_Exercise requirements_
Check every line of the data below for the string "clubb", and copy the ones that hold it.
## BEGIN Data for the task
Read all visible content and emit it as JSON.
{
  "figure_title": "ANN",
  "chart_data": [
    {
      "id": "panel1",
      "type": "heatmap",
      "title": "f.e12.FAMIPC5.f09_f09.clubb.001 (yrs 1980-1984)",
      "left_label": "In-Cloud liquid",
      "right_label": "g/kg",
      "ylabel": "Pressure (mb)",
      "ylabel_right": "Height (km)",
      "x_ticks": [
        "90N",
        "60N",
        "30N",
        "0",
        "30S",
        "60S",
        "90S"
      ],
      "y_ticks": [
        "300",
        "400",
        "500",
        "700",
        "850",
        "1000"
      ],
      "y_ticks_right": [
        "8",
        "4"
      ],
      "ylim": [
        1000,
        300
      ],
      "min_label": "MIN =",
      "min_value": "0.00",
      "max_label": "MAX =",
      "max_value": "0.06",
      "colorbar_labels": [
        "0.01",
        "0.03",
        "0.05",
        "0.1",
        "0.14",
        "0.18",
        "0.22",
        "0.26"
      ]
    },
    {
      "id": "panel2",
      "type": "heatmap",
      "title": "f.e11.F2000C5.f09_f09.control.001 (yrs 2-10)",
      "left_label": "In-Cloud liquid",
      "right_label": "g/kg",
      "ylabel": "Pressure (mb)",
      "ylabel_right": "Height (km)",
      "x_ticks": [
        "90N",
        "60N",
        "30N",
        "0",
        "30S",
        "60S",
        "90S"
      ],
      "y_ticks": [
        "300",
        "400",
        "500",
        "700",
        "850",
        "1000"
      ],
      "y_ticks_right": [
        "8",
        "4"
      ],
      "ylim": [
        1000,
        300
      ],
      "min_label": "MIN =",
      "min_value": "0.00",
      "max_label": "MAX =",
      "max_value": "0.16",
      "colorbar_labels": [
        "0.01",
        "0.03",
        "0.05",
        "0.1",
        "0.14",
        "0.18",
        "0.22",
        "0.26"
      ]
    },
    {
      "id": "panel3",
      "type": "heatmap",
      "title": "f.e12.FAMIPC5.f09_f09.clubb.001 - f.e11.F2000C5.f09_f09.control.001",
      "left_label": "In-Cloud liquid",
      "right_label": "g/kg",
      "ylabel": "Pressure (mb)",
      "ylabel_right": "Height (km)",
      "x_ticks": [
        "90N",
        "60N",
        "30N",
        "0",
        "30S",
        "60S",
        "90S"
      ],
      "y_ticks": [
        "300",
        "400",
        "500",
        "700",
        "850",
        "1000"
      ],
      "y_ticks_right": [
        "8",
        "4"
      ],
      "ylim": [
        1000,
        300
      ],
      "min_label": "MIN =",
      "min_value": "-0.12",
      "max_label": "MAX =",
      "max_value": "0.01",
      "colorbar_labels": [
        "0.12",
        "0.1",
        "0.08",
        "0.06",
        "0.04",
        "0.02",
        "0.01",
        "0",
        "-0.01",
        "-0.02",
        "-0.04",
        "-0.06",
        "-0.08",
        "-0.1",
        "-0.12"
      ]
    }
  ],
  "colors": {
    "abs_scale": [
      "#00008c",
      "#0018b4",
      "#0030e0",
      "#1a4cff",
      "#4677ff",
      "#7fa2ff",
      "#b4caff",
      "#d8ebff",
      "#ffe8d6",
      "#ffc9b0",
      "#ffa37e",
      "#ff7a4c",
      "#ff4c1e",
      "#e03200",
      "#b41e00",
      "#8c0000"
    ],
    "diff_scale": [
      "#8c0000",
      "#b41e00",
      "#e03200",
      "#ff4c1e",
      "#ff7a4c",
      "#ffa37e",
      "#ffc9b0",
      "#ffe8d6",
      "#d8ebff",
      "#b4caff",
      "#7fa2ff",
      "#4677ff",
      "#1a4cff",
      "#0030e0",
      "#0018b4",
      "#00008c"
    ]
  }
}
## END Data for the task
_Written solution_
      "title": "f.e12.FAMIPC5.f09_f09.clubb.001 (yrs 1980-1984)",
      "title": "f.e12.FAMIPC5.f09_f09.clubb.001 - f.e11.F2000C5.f09_f09.control.001",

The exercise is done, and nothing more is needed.